Data:
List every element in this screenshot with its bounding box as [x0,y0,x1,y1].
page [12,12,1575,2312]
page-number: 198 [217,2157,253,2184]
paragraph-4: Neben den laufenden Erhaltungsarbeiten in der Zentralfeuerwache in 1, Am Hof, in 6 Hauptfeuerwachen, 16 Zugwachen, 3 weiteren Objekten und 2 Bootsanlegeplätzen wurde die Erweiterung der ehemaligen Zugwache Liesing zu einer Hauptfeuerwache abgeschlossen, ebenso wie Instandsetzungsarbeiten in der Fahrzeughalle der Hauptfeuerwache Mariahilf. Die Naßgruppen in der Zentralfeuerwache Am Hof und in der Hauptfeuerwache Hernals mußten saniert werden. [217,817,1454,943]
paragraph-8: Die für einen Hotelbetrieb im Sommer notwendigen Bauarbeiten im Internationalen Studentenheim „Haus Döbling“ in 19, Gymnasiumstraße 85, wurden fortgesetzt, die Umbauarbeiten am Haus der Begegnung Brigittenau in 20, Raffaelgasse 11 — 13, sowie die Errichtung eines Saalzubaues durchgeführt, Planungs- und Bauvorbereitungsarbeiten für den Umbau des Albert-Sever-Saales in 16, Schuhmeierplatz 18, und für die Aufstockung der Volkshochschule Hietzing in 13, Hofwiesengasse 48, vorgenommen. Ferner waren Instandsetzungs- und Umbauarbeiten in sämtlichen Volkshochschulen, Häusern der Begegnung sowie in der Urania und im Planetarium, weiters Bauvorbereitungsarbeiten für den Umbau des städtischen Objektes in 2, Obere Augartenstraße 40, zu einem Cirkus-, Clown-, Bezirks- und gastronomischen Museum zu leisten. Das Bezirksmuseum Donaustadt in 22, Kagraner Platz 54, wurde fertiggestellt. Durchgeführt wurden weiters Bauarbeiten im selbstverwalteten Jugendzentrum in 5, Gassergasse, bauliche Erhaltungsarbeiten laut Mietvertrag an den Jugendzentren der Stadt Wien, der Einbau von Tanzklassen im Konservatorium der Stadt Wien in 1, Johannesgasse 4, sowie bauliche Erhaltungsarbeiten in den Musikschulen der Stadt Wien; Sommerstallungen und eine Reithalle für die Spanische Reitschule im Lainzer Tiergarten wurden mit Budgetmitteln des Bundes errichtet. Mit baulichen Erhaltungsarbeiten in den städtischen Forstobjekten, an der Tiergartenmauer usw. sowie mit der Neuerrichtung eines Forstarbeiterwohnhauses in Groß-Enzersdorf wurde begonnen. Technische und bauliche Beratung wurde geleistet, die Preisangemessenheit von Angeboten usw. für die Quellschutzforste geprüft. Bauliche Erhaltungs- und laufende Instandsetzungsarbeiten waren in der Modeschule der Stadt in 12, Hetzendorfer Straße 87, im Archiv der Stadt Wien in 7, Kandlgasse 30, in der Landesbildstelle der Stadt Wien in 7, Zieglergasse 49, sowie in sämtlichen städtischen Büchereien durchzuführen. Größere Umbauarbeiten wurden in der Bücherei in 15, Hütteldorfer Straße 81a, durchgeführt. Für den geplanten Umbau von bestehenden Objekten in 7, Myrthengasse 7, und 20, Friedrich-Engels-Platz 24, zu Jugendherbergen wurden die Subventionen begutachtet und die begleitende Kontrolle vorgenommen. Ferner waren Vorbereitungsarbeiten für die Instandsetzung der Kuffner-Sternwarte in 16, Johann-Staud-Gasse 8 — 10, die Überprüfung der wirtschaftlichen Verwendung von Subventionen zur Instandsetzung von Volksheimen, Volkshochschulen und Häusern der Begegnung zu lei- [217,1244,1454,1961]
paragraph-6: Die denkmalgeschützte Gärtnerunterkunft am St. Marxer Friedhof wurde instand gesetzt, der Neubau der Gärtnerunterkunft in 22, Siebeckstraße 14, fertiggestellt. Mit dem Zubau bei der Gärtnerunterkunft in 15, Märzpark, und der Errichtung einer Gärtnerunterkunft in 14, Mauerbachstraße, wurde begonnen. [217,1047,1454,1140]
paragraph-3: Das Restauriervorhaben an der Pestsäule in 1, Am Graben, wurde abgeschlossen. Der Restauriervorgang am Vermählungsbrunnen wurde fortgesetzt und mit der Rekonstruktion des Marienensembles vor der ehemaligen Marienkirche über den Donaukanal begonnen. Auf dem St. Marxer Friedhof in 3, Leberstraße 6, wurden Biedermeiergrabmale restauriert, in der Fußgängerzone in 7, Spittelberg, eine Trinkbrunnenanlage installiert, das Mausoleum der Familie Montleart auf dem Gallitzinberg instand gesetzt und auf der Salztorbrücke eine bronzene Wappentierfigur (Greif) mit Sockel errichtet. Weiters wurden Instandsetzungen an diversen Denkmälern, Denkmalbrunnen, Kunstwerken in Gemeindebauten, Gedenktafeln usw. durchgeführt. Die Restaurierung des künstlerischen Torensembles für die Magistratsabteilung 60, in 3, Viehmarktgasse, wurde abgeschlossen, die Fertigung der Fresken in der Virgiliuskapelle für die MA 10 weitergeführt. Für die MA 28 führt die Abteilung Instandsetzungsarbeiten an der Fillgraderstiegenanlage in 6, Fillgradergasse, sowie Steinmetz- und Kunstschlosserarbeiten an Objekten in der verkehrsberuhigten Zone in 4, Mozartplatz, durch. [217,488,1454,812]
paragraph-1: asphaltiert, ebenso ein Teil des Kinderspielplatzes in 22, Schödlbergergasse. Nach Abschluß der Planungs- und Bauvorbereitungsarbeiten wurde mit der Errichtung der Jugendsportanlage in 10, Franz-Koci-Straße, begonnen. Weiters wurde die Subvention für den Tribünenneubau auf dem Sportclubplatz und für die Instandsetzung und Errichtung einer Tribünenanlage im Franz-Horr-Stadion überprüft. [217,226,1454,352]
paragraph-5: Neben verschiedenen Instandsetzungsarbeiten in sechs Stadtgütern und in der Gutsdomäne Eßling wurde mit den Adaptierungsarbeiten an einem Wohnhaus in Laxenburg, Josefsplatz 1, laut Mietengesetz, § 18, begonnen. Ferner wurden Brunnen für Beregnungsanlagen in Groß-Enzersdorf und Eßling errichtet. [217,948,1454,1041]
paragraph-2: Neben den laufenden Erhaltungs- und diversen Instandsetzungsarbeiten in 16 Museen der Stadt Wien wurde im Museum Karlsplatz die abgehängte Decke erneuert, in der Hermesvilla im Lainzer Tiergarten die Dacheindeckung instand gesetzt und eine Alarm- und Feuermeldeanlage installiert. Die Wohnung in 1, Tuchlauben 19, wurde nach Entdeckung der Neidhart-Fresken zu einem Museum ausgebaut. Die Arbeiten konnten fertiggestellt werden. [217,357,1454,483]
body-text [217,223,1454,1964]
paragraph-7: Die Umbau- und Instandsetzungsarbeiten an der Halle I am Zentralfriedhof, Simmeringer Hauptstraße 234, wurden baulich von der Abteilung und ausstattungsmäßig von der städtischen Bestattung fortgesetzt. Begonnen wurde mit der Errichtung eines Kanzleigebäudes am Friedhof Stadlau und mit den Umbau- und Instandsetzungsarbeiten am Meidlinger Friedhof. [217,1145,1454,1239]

Exercise directions: Using the records above, list each line that includes "Neben".

Exercise solution:
paragraph-4: Neben den laufenden Erhaltungsarbeiten in der Zentralfeuerwache in 1, Am Hof, in 6 Hauptfeuerwachen, 16 Zugwachen, 3 weiteren Objekten und 2 Bootsanlegeplätzen wurde die Erweiterung der ehemaligen Zugwache Liesing zu einer Hauptfeuerwache abgeschlossen, ebenso wie Instandsetzungsarbeiten in der Fahrzeughalle der Hauptfeuerwache Mariahilf. Die Naßgruppen in der Zentralfeuerwache Am Hof und in der Hauptfeuerwache Hernals mußten saniert werden. [217,817,1454,943]
paragraph-5: Neben verschiedenen Instandsetzungsarbeiten in sechs Stadtgütern und in der Gutsdomäne Eßling wurde mit den Adaptierungsarbeiten an einem Wohnhaus in Laxenburg, Josefsplatz 1, laut Mietengesetz, § 18, begonnen. Ferner wurden Brunnen für Beregnungsanlagen in Groß-Enzersdorf und Eßling errichtet. [217,948,1454,1041]
paragraph-2: Neben den laufenden Erhaltungs- und diversen Instandsetzungsarbeiten in 16 Museen der Stadt Wien wurde im Museum Karlsplatz die abgehängte Decke erneuert, in der Hermesvilla im Lainzer Tiergarten die Dacheindeckung instand gesetzt und eine Alarm- und Feuermeldeanlage installiert. Die Wohnung in 1, Tuchlauben 19, wurde nach Entdeckung der Neidhart-Fresken zu einem Museum ausgebaut. Die Arbeiten konnten fertiggestellt werden. [217,357,1454,483]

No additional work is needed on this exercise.